-- start Listed entries --

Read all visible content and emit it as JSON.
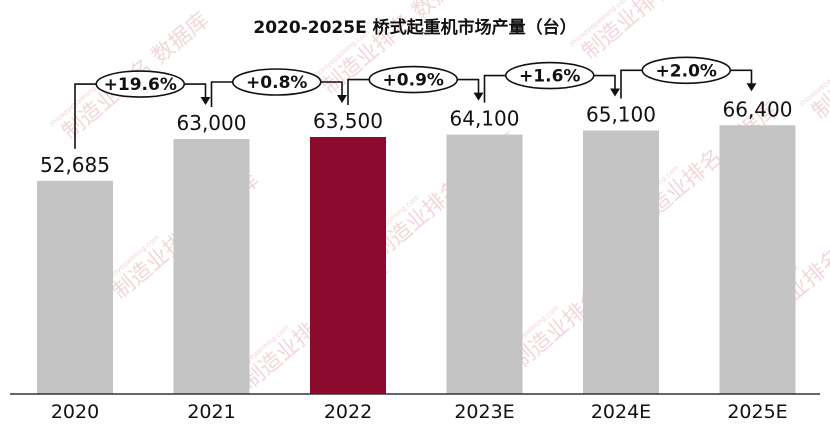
{
  "chart_data": {
    "type": "bar",
    "title": "2020-2025E 桥式起重机市场产量（台）",
    "categories": [
      "2020",
      "2021",
      "2022",
      "2023E",
      "2024E",
      "2025E"
    ],
    "values": [
      52685,
      63000,
      63500,
      64100,
      65100,
      66400
    ],
    "value_labels": [
      "52,685",
      "63,000",
      "63,500",
      "64,100",
      "65,100",
      "66,400"
    ],
    "growth_labels": [
      "+19.6%",
      "+0.8%",
      "+0.9%",
      "+1.6%",
      "+2.0%"
    ],
    "highlight_index": 2,
    "ylim": [
      0,
      70000
    ],
    "xlabel": "",
    "ylabel": "",
    "grid": false,
    "colors": {
      "bar": "#c4c4c4",
      "highlight": "#8c0a2e",
      "axis": "#333333",
      "arrow": "#111111"
    }
  },
  "watermark": {
    "text": "制造业排名 数据库",
    "site": "zhizaoyepaiming.com"
  }
}
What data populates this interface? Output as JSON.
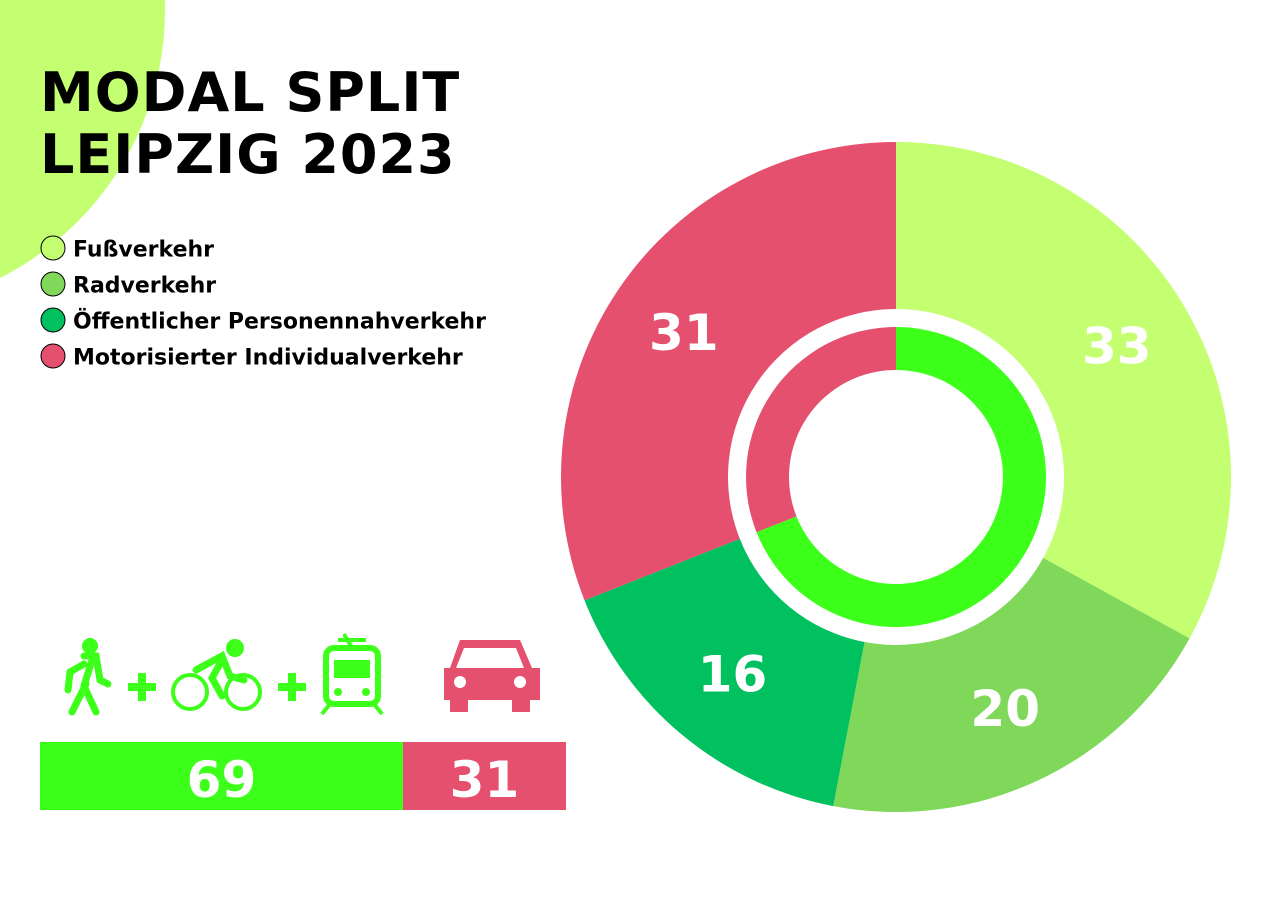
{
  "chart_data": [
    {
      "type": "pie",
      "title": "MODAL SPLIT LEIPZIG 2023",
      "categories": [
        "Fußverkehr",
        "Radverkehr",
        "Öffentlicher Personennahverkehr",
        "Motorisierter Individualverkehr"
      ],
      "values": [
        33,
        20,
        16,
        31
      ],
      "colors": [
        "#c3ff70",
        "#80d85a",
        "#00c060",
        "#e5506f"
      ]
    },
    {
      "type": "bar",
      "values": [
        69,
        31
      ],
      "colors": [
        "#3cff1a",
        "#e5506f"
      ],
      "xlim": [
        0,
        100
      ]
    }
  ]
}
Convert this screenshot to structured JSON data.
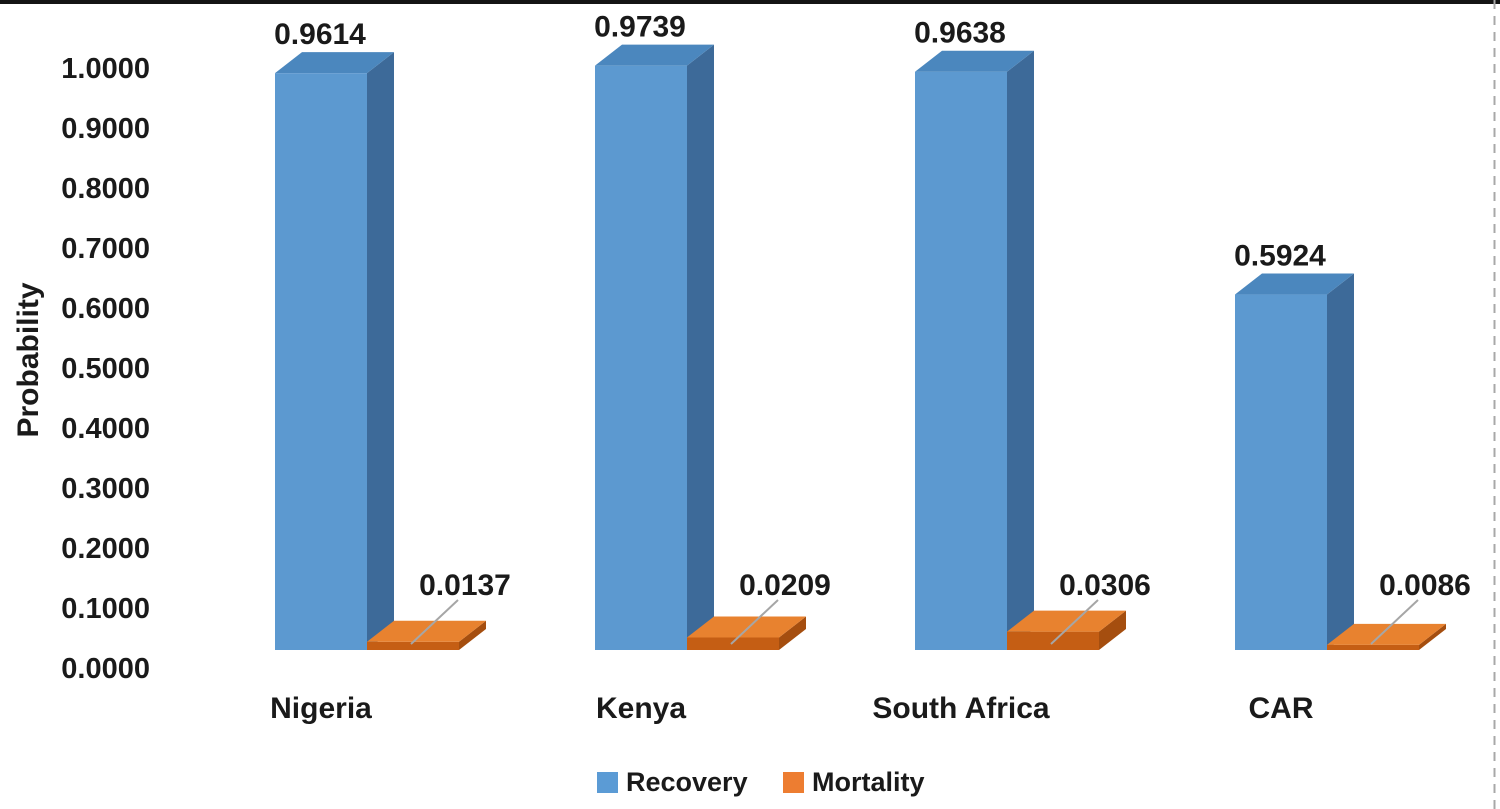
{
  "page": {
    "background": "#ffffff",
    "top_border_color": "#141414",
    "right_edge_dash_color": "#a8a8a8"
  },
  "chart_data": {
    "type": "bar",
    "variant": "3d-clustered-column",
    "title": "",
    "xlabel": "",
    "ylabel": "Probability",
    "categories": [
      "Nigeria",
      "Kenya",
      "South Africa",
      "CAR"
    ],
    "series": [
      {
        "name": "Recovery",
        "color": "#5B9BD5",
        "values": [
          0.9614,
          0.9739,
          0.9638,
          0.5924
        ],
        "labels": [
          "0.9614",
          "0.9739",
          "0.9638",
          "0.5924"
        ]
      },
      {
        "name": "Mortality",
        "color": "#ED7D31",
        "values": [
          0.0137,
          0.0209,
          0.0306,
          0.0086
        ],
        "labels": [
          "0.0137",
          "0.0209",
          "0.0306",
          "0.0086"
        ]
      }
    ],
    "ylim": [
      0,
      1
    ],
    "ytick_step": 0.1,
    "ytick_labels": [
      "0.0000",
      "0.1000",
      "0.2000",
      "0.3000",
      "0.4000",
      "0.5000",
      "0.6000",
      "0.7000",
      "0.8000",
      "0.9000",
      "1.0000"
    ],
    "grid": false,
    "legend_position": "bottom",
    "legend": [
      "Recovery",
      "Mortality"
    ],
    "data_label_leader_lines": true
  },
  "colors": {
    "recovery_front": "#5C99D0",
    "recovery_side": "#3D6A99",
    "recovery_top": "#4B87BE",
    "mortality_front": "#C55E14",
    "mortality_side": "#A54E0F",
    "mortality_top": "#E8822F",
    "leader_line": "#A6A6A6",
    "text": "#1a1a1a"
  }
}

-- end Listed entries --

Given instruction →
Using the records given above, list every line that includes the word "JSON".

The response →
Read all visible content and emit it as JSON.
What data populates this interface? Output as JSON.
Convert this screenshot to structured JSON data.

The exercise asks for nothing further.